Reproduce each record below exactly as written.
* Begin *
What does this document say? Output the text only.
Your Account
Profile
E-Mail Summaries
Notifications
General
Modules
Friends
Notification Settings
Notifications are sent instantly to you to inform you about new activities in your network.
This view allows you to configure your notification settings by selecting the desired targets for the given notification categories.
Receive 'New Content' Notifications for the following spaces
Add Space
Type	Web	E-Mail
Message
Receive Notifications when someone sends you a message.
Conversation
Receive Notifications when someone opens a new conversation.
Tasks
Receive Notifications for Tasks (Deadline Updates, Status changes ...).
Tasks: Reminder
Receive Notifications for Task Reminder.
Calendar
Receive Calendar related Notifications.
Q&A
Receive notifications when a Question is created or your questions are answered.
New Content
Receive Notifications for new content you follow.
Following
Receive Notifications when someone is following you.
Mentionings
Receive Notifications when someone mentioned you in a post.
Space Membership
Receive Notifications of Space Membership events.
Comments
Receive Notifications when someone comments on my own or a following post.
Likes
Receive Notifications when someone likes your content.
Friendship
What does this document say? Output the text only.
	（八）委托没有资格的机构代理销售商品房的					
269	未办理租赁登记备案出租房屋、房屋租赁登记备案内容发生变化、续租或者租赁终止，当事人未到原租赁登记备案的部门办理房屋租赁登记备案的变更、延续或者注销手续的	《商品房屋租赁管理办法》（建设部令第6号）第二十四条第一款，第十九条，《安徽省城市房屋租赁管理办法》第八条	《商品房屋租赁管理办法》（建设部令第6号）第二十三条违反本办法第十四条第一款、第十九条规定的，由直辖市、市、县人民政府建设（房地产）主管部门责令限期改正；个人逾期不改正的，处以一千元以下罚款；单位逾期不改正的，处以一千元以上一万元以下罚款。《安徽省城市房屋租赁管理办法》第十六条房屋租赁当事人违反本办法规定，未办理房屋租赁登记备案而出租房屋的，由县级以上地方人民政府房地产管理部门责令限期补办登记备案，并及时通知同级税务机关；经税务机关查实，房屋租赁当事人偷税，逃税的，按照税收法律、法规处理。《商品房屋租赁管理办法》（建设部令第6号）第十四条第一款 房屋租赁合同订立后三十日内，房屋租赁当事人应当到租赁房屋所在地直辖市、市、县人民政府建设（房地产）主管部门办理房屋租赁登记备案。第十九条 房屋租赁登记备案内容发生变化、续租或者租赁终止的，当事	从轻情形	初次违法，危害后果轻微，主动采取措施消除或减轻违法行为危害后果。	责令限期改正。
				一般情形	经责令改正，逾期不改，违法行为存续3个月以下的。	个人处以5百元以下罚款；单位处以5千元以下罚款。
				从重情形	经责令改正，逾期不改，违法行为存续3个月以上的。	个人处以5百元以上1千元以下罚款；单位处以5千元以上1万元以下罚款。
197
* End *
Reply:
What does this document say? Output the text only.
Your Account
Profile
E-Mail Summaries
Notifications
General
Modules
Friends
Notification Settings
Notifications are sent instantly to you to inform you about new activities in your network.
This view allows you to configure your notification settings by selecting the desired targets for the given notification categories.
Receive 'New Content' Notifications for the following spaces
Add Space
Type	Web	E-Mail
Message
Receive Notifications when someone sends you a message.
Conversation
Receive Notifications when someone opens a new conversation.
Tasks
Receive Notifications for Tasks (Deadline Updates, Status changes ...).
Tasks: Reminder
Receive Notifications for Task Reminder.
Calendar
Receive Calendar related Notifications.
Q&A
Receive notifications when a Question is created or your questions are answered.
New Content
Receive Notifications for new content you follow.
Following
Receive Notifications when someone is following you.
Mentionings
Receive Notifications when someone mentioned you in a post.
Space Membership
Receive Notifications of Space Membership events.
Comments
Receive Notifications when someone comments on my own or a following post.
Likes
Receive Notifications when someone likes your content.
Friendship
What does this document say? Output the text only.
	（八）委托没有资格的机构代理销售商品房的					
269	未办理租赁登记备案出租房屋、房屋租赁登记备案内容发生变化、续租或者租赁终止，当事人未到原租赁登记备案的部门办理房屋租赁登记备案的变更、延续或者注销手续的	《商品房屋租赁管理办法》（建设部令第6号）第二十四条第一款，第十九条，《安徽省城市房屋租赁管理办法》第八条	《商品房屋租赁管理办法》（建设部令第6号）第二十三条违反本办法第十四条第一款、第十九条规定的，由直辖市、市、县人民政府建设（房地产）主管部门责令限期改正；个人逾期不改正的，处以一千元以下罚款；单位逾期不改正的，处以一千元以上一万元以下罚款。《安徽省城市房屋租赁管理办法》第十六条房屋租赁当事人违反本办法规定，未办理房屋租赁登记备案而出租房屋的，由县级以上地方人民政府房地产管理部门责令限期补办登记备案，并及时通知同级税务机关；经税务机关查实，房屋租赁当事人偷税，逃税的，按照税收法律、法规处理。《商品房屋租赁管理办法》（建设部令第6号）第十四条第一款 房屋租赁合同订立后三十日内，房屋租赁当事人应当到租赁房屋所在地直辖市、市、县人民政府建设（房地产）主管部门办理房屋租赁登记备案。第十九条 房屋租赁登记备案内容发生变化、续租或者租赁终止的，当事	从轻情形	初次违法，危害后果轻微，主动采取措施消除或减轻违法行为危害后果。	责令限期改正。
				一般情形	经责令改正，逾期不改，违法行为存续3个月以下的。	个人处以5百元以下罚款；单位处以5千元以下罚款。
				从重情形	经责令改正，逾期不改，违法行为存续3个月以上的。	个人处以5百元以上1千元以下罚款；单位处以5千元以上1万元以下罚款。
197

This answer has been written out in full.